● YOUR OBJECTIVE
Copy out every line of text from the records below exactly as it appears, keeping the line order, and leave out the pictures.

● STORED DATA
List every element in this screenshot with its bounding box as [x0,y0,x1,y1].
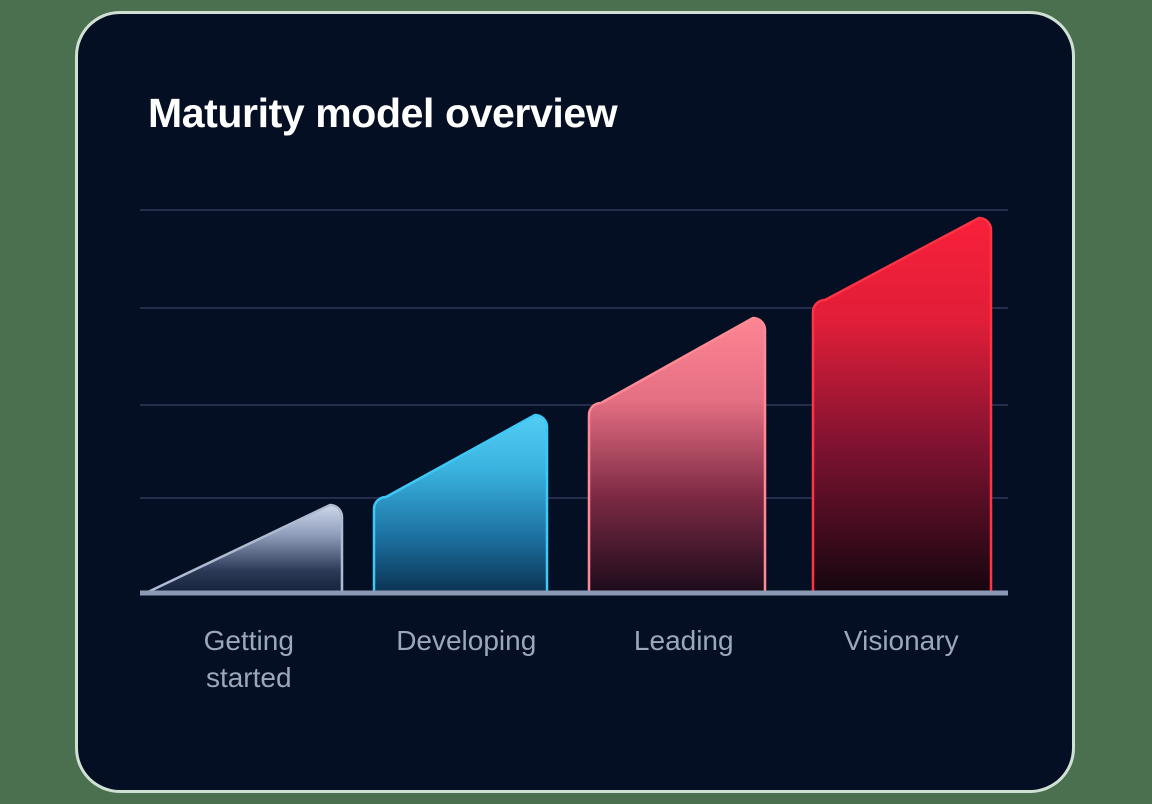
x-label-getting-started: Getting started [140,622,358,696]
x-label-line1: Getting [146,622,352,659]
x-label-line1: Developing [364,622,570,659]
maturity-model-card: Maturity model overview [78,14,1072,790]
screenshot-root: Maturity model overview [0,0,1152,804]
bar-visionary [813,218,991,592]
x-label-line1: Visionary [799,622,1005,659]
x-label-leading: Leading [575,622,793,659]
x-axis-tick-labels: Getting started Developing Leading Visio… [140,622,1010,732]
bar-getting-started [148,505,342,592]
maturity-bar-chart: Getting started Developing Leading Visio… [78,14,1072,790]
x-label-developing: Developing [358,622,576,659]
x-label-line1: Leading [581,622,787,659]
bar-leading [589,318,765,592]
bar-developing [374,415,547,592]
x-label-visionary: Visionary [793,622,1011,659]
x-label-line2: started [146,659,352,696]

● TASK RESPONSE
List every element in this screenshot with its bounding box as [x0,y0,x1,y1].
x-label-getting-started: Getting started [140,622,358,696]
x-label-line1: Getting [146,622,352,659]
x-label-line1: Developing [364,622,570,659]
maturity-model-card: Maturity model overview [78,14,1072,790]
screenshot-root: Maturity model overview [0,0,1152,804]
bar-visionary [813,218,991,592]
x-label-line1: Visionary [799,622,1005,659]
x-label-leading: Leading [575,622,793,659]
x-axis-tick-labels: Getting started Developing Leading Visio… [140,622,1010,732]
bar-getting-started [148,505,342,592]
maturity-bar-chart: Getting started Developing Leading Visio… [78,14,1072,790]
x-label-developing: Developing [358,622,576,659]
x-label-line1: Leading [581,622,787,659]
bar-leading [589,318,765,592]
bar-developing [374,415,547,592]
x-label-visionary: Visionary [793,622,1011,659]
x-label-line2: started [146,659,352,696]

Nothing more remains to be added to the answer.